• _TASK OBJECTIVE_
Would you write out the entries below, every one of them, exactly?

• _RECORDS FOR THIS EXERCISE_
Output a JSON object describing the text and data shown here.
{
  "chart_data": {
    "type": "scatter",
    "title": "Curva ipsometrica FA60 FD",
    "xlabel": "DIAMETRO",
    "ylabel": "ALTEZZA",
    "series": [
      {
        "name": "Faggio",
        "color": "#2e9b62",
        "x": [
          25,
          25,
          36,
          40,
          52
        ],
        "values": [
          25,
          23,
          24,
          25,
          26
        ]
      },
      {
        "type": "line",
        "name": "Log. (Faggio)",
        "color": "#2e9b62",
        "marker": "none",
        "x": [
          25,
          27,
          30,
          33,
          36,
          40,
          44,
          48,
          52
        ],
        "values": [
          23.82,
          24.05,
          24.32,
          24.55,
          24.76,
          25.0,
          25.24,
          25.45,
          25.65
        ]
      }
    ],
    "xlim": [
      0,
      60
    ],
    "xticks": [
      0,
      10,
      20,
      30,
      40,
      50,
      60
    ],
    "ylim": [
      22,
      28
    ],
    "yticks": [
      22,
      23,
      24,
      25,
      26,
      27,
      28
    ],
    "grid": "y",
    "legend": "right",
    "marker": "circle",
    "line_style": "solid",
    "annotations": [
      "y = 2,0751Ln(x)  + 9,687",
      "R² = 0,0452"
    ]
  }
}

• _WRITTEN SOLUTION_
Output a JSON object describing the text and data shown here.
{
  "chart_data": {
    "type": "scatter",
    "title": "Curva ipsometrica FA60 FD",
    "xlabel": "DIAMETRO",
    "ylabel": "ALTEZZA",
    "series": [
      {
        "name": "Faggio",
        "color": "#2e9b62",
        "x": [
          25,
          25,
          36,
          40,
          52
        ],
        "values": [
          25,
          23,
          24,
          25,
          26
        ]
      },
      {
        "type": "line",
        "name": "Log. (Faggio)",
        "color": "#2e9b62",
        "marker": "none",
        "x": [
          25,
          27,
          30,
          33,
          36,
          40,
          44,
          48,
          52
        ],
        "values": [
          23.82,
          24.05,
          24.32,
          24.55,
          24.76,
          25.0,
          25.24,
          25.45,
          25.65
        ]
      }
    ],
    "xlim": [
      0,
      60
    ],
    "xticks": [
      0,
      10,
      20,
      30,
      40,
      50,
      60
    ],
    "ylim": [
      22,
      28
    ],
    "yticks": [
      22,
      23,
      24,
      25,
      26,
      27,
      28
    ],
    "grid": "y",
    "legend": "right",
    "marker": "circle",
    "line_style": "solid",
    "annotations": [
      "y = 2,0751Ln(x)  + 9,687",
      "R² = 0,0452"
    ]
  }
}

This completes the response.